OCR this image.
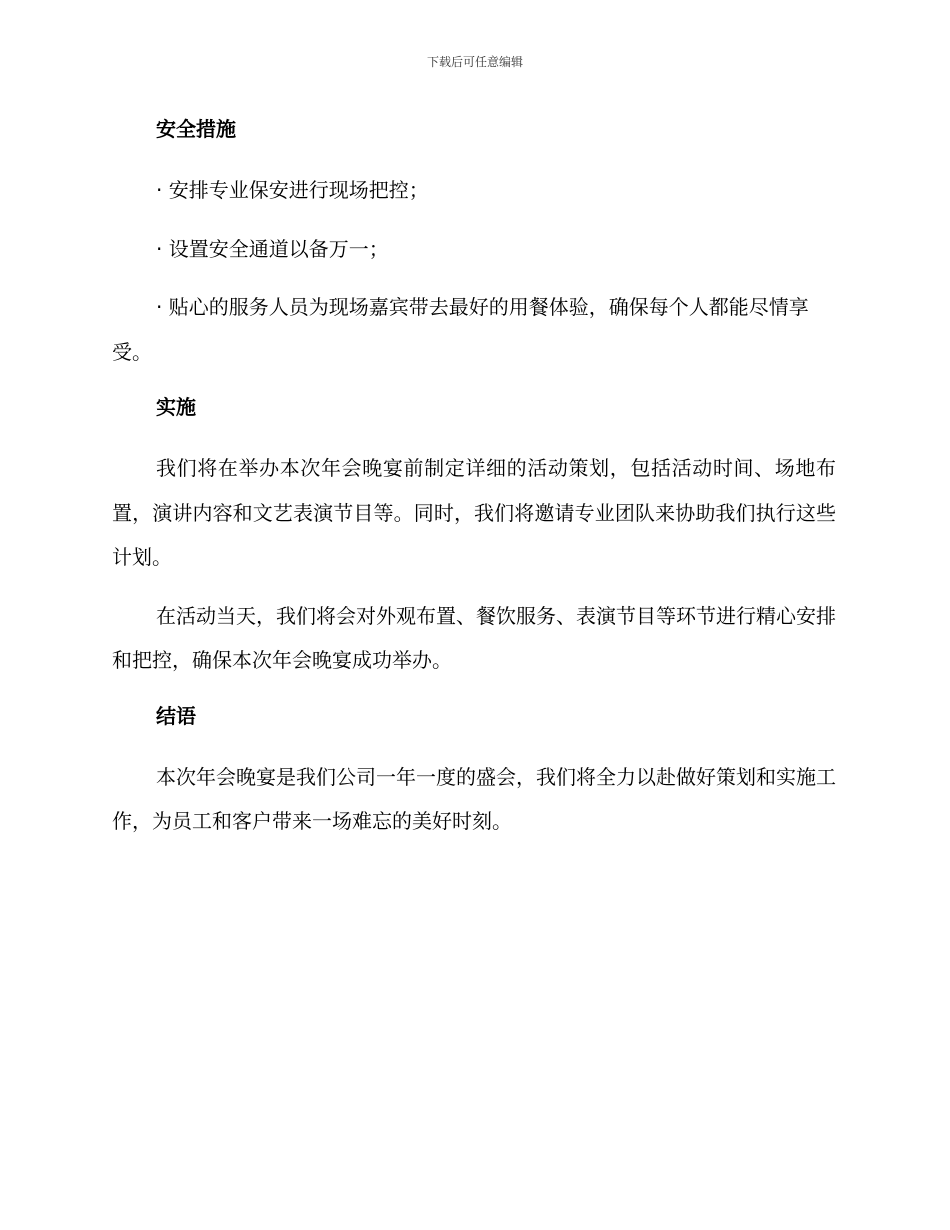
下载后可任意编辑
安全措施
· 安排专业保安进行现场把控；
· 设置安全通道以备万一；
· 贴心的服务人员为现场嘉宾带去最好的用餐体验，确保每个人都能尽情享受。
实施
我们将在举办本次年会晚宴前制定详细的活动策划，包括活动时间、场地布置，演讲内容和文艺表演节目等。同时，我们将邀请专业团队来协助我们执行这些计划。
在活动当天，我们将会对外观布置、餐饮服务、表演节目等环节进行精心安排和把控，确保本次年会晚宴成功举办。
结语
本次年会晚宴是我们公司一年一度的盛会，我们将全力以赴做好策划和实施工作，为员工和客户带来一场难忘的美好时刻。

━━━━

» What is asked: Transcribe the records above exactly as they appear, leaving out any pictures.

» Task solution:
OCR this image.
下载后可任意编辑
安全措施
· 安排专业保安进行现场把控；
· 设置安全通道以备万一；
· 贴心的服务人员为现场嘉宾带去最好的用餐体验，确保每个人都能尽情享受。
实施
我们将在举办本次年会晚宴前制定详细的活动策划，包括活动时间、场地布置，演讲内容和文艺表演节目等。同时，我们将邀请专业团队来协助我们执行这些计划。
在活动当天，我们将会对外观布置、餐饮服务、表演节目等环节进行精心安排和把控，确保本次年会晚宴成功举办。
结语
本次年会晚宴是我们公司一年一度的盛会，我们将全力以赴做好策划和实施工作，为员工和客户带来一场难忘的美好时刻。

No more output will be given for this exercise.